*SHORT PROBLEM:* Take every line from the material that has the word "JSON" in it.

[Some records]
....................

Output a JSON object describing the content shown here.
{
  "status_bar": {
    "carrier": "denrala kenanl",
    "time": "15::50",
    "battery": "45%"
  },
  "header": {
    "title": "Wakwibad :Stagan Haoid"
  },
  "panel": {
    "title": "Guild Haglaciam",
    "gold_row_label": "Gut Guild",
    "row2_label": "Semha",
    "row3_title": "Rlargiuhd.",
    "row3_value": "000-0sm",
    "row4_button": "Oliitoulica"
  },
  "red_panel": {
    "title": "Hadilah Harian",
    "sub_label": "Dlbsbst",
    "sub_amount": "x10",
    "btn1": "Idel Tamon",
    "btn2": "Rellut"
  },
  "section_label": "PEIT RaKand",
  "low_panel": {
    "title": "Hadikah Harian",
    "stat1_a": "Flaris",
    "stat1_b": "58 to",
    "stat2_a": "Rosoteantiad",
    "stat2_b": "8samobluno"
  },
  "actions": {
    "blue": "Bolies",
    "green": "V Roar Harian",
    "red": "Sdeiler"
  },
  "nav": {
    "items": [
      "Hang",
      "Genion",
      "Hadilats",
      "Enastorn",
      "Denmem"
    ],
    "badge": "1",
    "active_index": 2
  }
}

....................

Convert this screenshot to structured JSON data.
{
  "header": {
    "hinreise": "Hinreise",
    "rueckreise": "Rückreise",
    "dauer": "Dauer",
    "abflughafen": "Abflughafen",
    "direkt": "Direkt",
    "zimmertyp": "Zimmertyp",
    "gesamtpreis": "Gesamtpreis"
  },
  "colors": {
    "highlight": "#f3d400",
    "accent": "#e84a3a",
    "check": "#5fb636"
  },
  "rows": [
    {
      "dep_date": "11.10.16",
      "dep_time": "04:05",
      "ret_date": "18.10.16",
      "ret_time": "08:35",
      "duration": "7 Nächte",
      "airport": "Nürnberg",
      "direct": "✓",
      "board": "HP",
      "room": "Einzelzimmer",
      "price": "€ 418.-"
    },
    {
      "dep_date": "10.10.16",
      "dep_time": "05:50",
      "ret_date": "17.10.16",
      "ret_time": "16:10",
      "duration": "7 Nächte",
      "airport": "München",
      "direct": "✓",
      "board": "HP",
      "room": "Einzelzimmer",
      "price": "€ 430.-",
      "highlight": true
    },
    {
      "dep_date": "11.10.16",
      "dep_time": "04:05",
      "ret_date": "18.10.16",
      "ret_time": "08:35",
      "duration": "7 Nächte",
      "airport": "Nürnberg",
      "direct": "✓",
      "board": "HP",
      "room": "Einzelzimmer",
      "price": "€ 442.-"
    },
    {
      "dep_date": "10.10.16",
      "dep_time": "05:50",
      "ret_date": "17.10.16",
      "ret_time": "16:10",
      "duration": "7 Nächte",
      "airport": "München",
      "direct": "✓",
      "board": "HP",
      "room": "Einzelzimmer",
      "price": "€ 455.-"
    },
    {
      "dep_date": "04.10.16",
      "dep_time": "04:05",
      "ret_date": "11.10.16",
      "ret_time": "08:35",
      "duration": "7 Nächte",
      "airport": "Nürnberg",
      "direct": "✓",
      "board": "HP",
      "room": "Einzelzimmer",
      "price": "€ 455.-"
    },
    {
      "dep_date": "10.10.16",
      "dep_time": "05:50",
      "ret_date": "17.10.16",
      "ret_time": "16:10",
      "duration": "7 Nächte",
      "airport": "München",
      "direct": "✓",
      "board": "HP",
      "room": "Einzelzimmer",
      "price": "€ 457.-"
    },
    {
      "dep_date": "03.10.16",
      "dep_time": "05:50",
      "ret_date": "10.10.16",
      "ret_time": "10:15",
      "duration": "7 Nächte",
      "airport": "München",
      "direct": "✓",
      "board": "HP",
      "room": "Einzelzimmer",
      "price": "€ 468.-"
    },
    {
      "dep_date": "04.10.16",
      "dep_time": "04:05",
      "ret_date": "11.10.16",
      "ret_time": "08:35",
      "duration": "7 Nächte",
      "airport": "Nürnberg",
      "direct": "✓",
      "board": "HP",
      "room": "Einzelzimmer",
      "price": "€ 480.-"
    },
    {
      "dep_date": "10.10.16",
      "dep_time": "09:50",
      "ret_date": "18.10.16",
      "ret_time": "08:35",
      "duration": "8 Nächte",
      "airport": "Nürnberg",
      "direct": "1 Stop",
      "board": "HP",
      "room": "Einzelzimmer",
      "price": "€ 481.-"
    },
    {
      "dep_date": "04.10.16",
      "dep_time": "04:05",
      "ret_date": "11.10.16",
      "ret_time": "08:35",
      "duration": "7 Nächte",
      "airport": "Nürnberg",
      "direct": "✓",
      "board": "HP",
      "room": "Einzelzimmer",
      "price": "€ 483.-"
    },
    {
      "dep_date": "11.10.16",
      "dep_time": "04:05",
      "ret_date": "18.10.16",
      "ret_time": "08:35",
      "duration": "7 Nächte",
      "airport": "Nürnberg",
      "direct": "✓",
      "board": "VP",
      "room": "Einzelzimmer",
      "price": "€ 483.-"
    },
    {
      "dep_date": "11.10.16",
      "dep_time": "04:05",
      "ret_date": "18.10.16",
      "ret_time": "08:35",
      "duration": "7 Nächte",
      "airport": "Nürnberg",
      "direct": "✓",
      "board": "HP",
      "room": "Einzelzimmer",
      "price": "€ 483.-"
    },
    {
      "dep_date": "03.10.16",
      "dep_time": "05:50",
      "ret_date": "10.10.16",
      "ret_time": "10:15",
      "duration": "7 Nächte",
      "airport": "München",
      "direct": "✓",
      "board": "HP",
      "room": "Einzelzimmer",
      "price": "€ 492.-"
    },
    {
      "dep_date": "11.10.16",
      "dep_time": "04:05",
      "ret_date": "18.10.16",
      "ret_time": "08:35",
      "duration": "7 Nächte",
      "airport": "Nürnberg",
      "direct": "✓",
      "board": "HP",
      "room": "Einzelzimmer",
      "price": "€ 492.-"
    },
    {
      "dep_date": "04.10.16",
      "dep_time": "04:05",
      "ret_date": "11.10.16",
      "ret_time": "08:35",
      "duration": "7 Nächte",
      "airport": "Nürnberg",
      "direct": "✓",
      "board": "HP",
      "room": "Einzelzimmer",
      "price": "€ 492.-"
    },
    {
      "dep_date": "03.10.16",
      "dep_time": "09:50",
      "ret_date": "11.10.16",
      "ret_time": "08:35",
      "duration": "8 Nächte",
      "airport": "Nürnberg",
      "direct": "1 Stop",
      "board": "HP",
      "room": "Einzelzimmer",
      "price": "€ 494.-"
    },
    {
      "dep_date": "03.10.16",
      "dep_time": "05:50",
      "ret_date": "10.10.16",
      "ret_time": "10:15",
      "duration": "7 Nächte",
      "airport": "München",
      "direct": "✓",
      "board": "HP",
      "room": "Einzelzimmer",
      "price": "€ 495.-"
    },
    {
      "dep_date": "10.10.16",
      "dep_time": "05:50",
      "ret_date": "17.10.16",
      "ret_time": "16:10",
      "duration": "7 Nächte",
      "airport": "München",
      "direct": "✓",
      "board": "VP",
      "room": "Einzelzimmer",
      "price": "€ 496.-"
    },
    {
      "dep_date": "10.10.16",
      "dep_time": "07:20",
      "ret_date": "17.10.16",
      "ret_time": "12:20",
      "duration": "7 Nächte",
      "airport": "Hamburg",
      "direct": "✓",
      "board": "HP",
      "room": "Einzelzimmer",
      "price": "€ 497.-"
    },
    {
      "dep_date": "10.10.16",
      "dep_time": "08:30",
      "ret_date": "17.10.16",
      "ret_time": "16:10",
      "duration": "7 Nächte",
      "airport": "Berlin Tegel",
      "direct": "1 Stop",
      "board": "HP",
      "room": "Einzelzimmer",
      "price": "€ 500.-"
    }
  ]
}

....................

*SOLUTION TO THIS EXERCISE:*
Output a JSON object describing the content shown here.
Convert this screenshot to structured JSON data.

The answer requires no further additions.